═══ STORED ROWS ═══
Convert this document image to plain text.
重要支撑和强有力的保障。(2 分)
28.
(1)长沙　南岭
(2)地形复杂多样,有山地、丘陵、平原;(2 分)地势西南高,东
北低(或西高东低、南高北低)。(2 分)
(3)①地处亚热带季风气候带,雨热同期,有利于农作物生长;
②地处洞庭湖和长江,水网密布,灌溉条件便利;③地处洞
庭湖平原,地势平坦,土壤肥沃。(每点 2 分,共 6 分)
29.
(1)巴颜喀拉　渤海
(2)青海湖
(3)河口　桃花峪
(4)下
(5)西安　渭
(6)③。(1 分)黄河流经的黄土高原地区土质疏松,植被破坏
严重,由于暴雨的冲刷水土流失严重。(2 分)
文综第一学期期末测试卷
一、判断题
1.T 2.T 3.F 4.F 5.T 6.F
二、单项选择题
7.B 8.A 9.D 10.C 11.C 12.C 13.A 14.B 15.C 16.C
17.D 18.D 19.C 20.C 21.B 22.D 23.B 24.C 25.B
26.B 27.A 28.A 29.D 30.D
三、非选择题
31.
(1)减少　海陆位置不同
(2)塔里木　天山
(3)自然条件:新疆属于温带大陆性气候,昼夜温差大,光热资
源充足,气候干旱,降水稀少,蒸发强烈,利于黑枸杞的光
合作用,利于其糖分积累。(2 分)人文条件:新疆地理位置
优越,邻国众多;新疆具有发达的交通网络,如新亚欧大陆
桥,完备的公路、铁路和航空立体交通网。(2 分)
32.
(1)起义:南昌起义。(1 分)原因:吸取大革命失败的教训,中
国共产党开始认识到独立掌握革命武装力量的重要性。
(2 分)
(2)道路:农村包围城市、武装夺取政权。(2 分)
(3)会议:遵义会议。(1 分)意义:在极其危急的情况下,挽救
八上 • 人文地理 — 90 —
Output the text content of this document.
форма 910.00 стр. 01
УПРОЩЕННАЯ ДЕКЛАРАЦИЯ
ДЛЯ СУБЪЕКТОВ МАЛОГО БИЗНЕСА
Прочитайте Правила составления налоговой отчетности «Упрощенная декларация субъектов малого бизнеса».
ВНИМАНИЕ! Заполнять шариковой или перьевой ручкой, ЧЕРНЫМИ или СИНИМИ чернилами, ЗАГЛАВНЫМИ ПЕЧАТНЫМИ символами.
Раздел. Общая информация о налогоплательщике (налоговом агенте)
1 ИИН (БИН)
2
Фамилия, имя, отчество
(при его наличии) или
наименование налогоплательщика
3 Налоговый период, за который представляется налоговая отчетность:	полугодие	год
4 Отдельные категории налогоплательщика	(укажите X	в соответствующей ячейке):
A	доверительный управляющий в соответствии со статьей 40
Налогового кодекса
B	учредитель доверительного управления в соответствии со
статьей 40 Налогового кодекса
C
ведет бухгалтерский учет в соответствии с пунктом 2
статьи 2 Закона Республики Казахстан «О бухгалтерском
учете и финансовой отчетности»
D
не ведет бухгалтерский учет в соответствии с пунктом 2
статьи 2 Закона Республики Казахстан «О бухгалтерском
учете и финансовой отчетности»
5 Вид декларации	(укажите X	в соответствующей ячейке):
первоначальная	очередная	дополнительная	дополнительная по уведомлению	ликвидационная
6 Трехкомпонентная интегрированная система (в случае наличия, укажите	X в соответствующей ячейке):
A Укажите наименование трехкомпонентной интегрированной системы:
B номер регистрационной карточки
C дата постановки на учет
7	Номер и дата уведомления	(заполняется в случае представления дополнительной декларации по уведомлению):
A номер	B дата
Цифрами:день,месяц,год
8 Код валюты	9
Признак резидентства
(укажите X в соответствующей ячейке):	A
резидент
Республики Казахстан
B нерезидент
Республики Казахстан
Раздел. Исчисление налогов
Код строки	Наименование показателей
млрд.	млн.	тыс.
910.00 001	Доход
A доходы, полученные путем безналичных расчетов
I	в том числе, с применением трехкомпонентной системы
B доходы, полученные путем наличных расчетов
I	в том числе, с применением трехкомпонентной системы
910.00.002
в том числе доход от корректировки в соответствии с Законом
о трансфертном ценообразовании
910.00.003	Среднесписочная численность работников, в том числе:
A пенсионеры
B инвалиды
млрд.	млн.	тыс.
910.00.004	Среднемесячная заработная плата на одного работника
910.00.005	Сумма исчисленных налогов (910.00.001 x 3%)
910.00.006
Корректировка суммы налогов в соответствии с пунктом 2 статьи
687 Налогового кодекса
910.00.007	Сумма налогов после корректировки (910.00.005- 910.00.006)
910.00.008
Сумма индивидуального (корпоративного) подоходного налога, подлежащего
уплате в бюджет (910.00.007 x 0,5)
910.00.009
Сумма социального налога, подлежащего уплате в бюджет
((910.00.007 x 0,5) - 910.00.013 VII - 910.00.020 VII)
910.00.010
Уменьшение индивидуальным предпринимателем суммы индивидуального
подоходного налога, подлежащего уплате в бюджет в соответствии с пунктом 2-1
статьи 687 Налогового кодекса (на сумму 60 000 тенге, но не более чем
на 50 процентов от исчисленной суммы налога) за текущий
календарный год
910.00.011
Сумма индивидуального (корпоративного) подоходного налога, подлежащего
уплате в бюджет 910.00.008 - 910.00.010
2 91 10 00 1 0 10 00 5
═══
# [WHAT YOU SHOULD DO]
Give back all the records exactly as they stand.

# [RESULT OF THE TASK]
Convert this document image to plain text.
重要支撑和强有力的保障。(2 分)
28.
(1)长沙　南岭
(2)地形复杂多样,有山地、丘陵、平原;(2 分)地势西南高,东
北低(或西高东低、南高北低)。(2 分)
(3)①地处亚热带季风气候带,雨热同期,有利于农作物生长;
②地处洞庭湖和长江,水网密布,灌溉条件便利;③地处洞
庭湖平原,地势平坦,土壤肥沃。(每点 2 分,共 6 分)
29.
(1)巴颜喀拉　渤海
(2)青海湖
(3)河口　桃花峪
(4)下
(5)西安　渭
(6)③。(1 分)黄河流经的黄土高原地区土质疏松,植被破坏
严重,由于暴雨的冲刷水土流失严重。(2 分)
文综第一学期期末测试卷
一、判断题
1.T 2.T 3.F 4.F 5.T 6.F
二、单项选择题
7.B 8.A 9.D 10.C 11.C 12.C 13.A 14.B 15.C 16.C
17.D 18.D 19.C 20.C 21.B 22.D 23.B 24.C 25.B
26.B 27.A 28.A 29.D 30.D
三、非选择题
31.
(1)减少　海陆位置不同
(2)塔里木　天山
(3)自然条件:新疆属于温带大陆性气候,昼夜温差大,光热资
源充足,气候干旱,降水稀少,蒸发强烈,利于黑枸杞的光
合作用,利于其糖分积累。(2 分)人文条件:新疆地理位置
优越,邻国众多;新疆具有发达的交通网络,如新亚欧大陆
桥,完备的公路、铁路和航空立体交通网。(2 分)
32.
(1)起义:南昌起义。(1 分)原因:吸取大革命失败的教训,中
国共产党开始认识到独立掌握革命武装力量的重要性。
(2 分)
(2)道路:农村包围城市、武装夺取政权。(2 分)
(3)会议:遵义会议。(1 分)意义:在极其危急的情况下,挽救
八上 • 人文地理 — 90 —
Output the text content of this document.
форма 910.00 стр. 01
УПРОЩЕННАЯ ДЕКЛАРАЦИЯ
ДЛЯ СУБЪЕКТОВ МАЛОГО БИЗНЕСА
Прочитайте Правила составления налоговой отчетности «Упрощенная декларация субъектов малого бизнеса».
ВНИМАНИЕ! Заполнять шариковой или перьевой ручкой, ЧЕРНЫМИ или СИНИМИ чернилами, ЗАГЛАВНЫМИ ПЕЧАТНЫМИ символами.
Раздел. Общая информация о налогоплательщике (налоговом агенте)
1 ИИН (БИН)
2
Фамилия, имя, отчество
(при его наличии) или
наименование налогоплательщика
3 Налоговый период, за который представляется налоговая отчетность:	полугодие	год
4 Отдельные категории налогоплательщика	(укажите X	в соответствующей ячейке):
A	доверительный управляющий в соответствии со статьей 40
Налогового кодекса
B	учредитель доверительного управления в соответствии со
статьей 40 Налогового кодекса
C
ведет бухгалтерский учет в соответствии с пунктом 2
статьи 2 Закона Республики Казахстан «О бухгалтерском
учете и финансовой отчетности»
D
не ведет бухгалтерский учет в соответствии с пунктом 2
статьи 2 Закона Республики Казахстан «О бухгалтерском
учете и финансовой отчетности»
5 Вид декларации	(укажите X	в соответствующей ячейке):
первоначальная	очередная	дополнительная	дополнительная по уведомлению	ликвидационная
6 Трехкомпонентная интегрированная система (в случае наличия, укажите	X в соответствующей ячейке):
A Укажите наименование трехкомпонентной интегрированной системы:
B номер регистрационной карточки
C дата постановки на учет
7	Номер и дата уведомления	(заполняется в случае представления дополнительной декларации по уведомлению):
A номер	B дата
Цифрами:день,месяц,год
8 Код валюты	9
Признак резидентства
(укажите X в соответствующей ячейке):	A
резидент
Республики Казахстан
B нерезидент
Республики Казахстан
Раздел. Исчисление налогов
Код строки	Наименование показателей
млрд.	млн.	тыс.
910.00 001	Доход
A доходы, полученные путем безналичных расчетов
I	в том числе, с применением трехкомпонентной системы
B доходы, полученные путем наличных расчетов
I	в том числе, с применением трехкомпонентной системы
910.00.002
в том числе доход от корректировки в соответствии с Законом
о трансфертном ценообразовании
910.00.003	Среднесписочная численность работников, в том числе:
A пенсионеры
B инвалиды
млрд.	млн.	тыс.
910.00.004	Среднемесячная заработная плата на одного работника
910.00.005	Сумма исчисленных налогов (910.00.001 x 3%)
910.00.006
Корректировка суммы налогов в соответствии с пунктом 2 статьи
687 Налогового кодекса
910.00.007	Сумма налогов после корректировки (910.00.005- 910.00.006)
910.00.008
Сумма индивидуального (корпоративного) подоходного налога, подлежащего
уплате в бюджет (910.00.007 x 0,5)
910.00.009
Сумма социального налога, подлежащего уплате в бюджет
((910.00.007 x 0,5) - 910.00.013 VII - 910.00.020 VII)
910.00.010
Уменьшение индивидуальным предпринимателем суммы индивидуального
подоходного налога, подлежащего уплате в бюджет в соответствии с пунктом 2-1
статьи 687 Налогового кодекса (на сумму 60 000 тенге, но не более чем
на 50 процентов от исчисленной суммы налога) за текущий
календарный год
910.00.011
Сумма индивидуального (корпоративного) подоходного налога, подлежащего
уплате в бюджет 910.00.008 - 910.00.010
2 91 10 00 1 0 10 00 5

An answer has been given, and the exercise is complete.